TASK GOAL: Filter out everything except lines holding "Maire".

(Data entries)
━━━━━━
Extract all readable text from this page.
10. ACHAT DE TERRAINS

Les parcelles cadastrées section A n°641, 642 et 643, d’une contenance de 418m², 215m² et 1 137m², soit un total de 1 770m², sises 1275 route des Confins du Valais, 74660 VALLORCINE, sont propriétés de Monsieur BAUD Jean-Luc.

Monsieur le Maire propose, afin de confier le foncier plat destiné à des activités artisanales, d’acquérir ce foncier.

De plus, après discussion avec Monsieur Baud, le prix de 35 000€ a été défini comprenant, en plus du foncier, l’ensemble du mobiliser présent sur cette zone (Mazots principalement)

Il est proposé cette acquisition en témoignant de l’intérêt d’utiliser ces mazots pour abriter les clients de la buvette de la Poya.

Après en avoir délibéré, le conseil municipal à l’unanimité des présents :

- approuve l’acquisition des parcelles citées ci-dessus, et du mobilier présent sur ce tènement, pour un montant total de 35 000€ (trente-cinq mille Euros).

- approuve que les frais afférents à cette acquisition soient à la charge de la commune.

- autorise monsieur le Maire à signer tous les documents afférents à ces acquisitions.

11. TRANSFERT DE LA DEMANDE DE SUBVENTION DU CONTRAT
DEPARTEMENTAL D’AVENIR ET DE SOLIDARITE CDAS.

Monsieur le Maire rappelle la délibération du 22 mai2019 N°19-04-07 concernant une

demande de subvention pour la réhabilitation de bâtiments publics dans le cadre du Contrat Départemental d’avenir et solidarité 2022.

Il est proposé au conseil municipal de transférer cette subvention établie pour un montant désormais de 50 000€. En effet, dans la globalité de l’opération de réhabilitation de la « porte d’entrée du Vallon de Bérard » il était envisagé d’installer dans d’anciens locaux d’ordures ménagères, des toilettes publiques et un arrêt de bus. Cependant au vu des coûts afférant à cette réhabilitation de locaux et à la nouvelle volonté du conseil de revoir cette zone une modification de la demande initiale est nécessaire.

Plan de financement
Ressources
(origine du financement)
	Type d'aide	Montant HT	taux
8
━━━━━━
THE SOLUTION:
Monsieur le Maire propose, afin de confier le foncier plat destiné à des activités artisanales, d’acquérir ce foncier.
- autorise monsieur le Maire à signer tous les documents afférents à ces acquisitions.
Monsieur le Maire rappelle la délibération du 22 mai2019 N°19-04-07 concernant une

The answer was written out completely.